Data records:
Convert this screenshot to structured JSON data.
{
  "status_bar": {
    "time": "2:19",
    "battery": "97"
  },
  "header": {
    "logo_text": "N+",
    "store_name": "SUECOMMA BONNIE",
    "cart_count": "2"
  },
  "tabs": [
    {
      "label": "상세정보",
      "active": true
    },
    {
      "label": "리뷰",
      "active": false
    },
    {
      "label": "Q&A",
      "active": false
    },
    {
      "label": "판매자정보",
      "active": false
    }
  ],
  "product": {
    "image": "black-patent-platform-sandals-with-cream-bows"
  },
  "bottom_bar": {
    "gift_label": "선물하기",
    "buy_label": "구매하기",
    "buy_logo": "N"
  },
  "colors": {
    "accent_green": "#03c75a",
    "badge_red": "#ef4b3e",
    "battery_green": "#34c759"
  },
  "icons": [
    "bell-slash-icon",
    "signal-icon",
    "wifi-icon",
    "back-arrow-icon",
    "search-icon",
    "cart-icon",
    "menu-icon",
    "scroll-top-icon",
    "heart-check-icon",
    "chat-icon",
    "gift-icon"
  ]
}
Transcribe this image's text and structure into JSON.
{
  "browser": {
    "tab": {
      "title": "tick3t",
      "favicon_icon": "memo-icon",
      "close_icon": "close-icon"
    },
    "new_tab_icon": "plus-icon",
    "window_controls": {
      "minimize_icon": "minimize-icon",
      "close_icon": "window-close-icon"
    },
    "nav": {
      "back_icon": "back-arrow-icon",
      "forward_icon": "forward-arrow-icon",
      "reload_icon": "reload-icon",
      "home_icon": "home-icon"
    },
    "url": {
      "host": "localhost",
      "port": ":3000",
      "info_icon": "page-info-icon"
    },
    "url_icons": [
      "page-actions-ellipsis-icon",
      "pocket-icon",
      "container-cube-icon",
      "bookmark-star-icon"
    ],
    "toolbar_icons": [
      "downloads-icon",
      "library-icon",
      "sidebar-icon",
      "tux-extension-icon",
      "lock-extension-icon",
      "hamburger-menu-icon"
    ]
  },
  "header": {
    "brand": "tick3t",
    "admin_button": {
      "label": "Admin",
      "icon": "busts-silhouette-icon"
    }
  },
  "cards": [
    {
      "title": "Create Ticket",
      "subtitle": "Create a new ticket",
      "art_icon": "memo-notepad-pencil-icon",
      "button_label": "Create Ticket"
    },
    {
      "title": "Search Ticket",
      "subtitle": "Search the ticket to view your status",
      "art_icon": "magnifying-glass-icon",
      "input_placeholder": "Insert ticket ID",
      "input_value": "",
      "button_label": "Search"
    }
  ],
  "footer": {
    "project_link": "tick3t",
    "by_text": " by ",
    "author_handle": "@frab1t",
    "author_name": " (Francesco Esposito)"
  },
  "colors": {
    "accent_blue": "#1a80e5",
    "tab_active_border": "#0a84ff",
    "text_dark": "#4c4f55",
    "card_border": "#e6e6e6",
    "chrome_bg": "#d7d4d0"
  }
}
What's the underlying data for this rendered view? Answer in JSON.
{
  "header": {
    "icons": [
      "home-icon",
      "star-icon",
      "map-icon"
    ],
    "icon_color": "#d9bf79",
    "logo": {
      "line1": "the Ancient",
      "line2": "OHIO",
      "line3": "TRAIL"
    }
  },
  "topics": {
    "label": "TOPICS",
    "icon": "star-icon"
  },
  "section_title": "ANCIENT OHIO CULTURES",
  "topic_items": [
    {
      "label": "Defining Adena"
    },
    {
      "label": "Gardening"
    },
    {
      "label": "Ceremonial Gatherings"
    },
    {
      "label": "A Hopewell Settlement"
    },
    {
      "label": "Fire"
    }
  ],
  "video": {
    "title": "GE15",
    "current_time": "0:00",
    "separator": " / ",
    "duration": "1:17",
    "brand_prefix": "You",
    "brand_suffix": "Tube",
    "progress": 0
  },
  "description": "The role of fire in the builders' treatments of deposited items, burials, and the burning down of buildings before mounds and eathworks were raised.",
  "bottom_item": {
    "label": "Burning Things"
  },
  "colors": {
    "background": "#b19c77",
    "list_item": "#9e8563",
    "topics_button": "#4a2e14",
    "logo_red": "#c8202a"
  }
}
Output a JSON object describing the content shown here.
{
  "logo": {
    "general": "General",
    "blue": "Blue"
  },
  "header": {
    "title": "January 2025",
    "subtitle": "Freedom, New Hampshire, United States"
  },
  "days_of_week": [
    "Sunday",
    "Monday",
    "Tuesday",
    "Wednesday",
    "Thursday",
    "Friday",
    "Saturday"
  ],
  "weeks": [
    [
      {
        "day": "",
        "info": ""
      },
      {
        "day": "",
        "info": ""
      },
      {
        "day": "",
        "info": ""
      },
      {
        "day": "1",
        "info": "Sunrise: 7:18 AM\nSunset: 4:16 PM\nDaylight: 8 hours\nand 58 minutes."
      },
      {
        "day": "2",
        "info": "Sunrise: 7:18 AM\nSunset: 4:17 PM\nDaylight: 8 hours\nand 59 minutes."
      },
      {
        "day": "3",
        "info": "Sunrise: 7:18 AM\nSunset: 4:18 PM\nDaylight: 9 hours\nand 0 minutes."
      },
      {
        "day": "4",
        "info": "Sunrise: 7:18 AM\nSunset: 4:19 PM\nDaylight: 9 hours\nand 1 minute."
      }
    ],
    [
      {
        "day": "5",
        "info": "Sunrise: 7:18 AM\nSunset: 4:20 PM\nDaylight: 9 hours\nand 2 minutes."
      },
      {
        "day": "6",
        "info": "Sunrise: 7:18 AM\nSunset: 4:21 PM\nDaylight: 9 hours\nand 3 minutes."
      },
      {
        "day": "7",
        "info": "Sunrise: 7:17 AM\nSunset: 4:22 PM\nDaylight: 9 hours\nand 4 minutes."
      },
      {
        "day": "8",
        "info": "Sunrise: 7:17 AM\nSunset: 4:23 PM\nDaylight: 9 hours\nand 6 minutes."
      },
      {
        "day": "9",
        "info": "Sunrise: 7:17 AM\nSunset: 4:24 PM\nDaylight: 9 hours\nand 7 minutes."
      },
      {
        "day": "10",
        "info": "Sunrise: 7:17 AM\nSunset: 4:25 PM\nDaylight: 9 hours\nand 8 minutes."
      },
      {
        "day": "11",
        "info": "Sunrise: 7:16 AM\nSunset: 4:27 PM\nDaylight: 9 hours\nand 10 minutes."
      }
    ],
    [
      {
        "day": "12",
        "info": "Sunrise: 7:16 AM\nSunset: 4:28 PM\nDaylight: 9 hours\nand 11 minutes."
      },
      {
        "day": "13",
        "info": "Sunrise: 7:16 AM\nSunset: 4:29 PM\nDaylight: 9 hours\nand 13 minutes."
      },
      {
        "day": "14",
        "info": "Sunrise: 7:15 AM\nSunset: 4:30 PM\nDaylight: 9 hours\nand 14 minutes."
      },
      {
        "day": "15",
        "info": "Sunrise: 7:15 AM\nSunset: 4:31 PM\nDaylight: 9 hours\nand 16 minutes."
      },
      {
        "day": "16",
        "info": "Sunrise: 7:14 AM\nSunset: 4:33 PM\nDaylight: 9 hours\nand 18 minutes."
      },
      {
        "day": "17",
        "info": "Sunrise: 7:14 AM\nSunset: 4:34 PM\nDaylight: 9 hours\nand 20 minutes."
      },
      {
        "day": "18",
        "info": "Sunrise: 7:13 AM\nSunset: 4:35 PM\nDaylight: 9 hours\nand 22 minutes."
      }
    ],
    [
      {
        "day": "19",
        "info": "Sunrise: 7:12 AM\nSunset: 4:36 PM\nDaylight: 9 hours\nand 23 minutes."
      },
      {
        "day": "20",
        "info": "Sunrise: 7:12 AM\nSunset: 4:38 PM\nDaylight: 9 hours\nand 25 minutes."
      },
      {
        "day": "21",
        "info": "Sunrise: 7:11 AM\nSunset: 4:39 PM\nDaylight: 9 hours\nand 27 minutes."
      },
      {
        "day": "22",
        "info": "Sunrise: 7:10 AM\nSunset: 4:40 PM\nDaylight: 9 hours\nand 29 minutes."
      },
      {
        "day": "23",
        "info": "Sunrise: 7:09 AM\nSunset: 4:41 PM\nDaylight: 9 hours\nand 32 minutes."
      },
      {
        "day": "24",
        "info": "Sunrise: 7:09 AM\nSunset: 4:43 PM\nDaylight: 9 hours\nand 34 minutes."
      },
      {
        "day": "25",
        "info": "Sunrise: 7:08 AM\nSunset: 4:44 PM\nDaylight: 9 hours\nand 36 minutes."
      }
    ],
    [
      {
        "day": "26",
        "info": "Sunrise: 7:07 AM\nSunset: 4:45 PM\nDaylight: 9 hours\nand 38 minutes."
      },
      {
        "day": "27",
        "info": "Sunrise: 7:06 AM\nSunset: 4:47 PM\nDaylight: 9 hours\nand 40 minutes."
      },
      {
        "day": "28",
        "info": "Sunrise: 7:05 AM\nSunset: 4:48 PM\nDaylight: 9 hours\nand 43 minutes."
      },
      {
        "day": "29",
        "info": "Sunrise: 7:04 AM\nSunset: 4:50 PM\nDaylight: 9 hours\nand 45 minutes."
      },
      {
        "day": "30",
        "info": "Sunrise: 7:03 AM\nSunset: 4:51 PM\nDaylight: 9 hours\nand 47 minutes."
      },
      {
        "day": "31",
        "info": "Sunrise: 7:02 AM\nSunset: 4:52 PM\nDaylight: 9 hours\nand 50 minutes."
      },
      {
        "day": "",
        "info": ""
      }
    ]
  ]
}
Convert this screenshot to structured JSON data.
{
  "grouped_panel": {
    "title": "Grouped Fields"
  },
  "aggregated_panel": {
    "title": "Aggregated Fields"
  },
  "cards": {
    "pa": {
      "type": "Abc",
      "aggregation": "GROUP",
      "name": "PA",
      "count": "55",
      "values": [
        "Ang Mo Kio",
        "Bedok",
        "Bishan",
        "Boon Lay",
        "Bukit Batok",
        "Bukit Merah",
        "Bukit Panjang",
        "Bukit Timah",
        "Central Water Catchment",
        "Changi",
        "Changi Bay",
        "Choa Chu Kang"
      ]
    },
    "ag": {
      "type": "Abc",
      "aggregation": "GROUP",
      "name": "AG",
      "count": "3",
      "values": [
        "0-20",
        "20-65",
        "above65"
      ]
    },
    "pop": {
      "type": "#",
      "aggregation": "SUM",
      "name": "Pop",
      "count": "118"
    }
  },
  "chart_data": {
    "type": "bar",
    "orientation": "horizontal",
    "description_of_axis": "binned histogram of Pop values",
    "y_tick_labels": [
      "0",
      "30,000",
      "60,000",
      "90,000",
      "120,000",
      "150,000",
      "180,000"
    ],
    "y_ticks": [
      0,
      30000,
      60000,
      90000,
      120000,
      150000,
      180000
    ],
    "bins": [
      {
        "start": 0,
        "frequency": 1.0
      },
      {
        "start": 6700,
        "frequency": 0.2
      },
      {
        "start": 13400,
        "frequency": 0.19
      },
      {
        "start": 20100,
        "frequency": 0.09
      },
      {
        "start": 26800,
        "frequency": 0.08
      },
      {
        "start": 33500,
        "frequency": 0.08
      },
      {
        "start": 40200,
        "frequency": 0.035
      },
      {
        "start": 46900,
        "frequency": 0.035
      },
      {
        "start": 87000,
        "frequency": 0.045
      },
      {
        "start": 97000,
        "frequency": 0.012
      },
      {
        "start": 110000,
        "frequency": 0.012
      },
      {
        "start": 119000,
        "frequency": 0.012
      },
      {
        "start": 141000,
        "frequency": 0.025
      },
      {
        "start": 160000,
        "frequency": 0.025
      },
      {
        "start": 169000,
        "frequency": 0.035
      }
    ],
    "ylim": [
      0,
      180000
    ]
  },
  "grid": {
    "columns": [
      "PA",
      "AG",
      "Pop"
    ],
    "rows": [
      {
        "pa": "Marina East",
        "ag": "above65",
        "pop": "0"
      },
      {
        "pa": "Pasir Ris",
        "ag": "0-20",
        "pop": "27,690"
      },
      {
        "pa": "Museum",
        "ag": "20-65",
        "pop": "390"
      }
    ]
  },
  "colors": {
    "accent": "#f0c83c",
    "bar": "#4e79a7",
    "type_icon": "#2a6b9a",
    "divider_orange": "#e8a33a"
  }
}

### STATED PROBLEM
Reply with one number only: how many lines of the listing hold "OHIO"?

### TASK RESULT
2